**WHAT TO WORK ON**: Gather from the material every line that contains the string "name".

**MATERIAL TO PROCESS**:
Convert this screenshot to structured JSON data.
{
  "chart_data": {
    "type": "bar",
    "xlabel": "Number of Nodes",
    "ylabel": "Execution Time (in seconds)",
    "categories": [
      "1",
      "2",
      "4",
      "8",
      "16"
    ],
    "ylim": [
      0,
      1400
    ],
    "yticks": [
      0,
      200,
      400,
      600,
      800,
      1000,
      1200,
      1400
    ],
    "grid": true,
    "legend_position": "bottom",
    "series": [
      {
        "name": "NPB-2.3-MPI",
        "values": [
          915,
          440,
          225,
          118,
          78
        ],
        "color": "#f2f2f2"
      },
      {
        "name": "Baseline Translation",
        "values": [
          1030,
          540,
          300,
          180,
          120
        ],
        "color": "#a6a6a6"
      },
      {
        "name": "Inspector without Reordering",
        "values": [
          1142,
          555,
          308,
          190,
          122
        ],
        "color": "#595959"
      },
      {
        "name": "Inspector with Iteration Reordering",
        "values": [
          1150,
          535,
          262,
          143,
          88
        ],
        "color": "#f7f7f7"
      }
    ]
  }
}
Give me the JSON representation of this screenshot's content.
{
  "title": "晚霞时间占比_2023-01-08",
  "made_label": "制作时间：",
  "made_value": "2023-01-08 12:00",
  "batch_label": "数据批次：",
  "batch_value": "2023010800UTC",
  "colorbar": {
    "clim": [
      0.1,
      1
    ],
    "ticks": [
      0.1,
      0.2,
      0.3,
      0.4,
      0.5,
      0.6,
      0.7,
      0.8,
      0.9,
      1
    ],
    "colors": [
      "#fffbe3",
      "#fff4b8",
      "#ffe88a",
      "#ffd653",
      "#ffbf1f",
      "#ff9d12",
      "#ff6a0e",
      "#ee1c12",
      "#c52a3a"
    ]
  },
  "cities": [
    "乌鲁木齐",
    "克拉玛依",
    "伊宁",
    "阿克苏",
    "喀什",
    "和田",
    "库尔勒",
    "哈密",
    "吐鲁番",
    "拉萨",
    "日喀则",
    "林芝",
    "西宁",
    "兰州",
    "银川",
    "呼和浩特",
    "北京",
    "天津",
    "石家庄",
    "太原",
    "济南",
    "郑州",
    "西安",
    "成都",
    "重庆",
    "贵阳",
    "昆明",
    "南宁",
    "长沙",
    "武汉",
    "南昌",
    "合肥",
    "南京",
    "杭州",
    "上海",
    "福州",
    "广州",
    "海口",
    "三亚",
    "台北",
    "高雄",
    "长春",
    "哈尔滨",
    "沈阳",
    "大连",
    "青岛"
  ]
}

**PROBLEM SOLUTION**:
        "name": "NPB-2.3-MPI",
        "name": "Baseline Translation",
        "name": "Inspector without Reordering",
        "name": "Inspector with Iteration Reordering",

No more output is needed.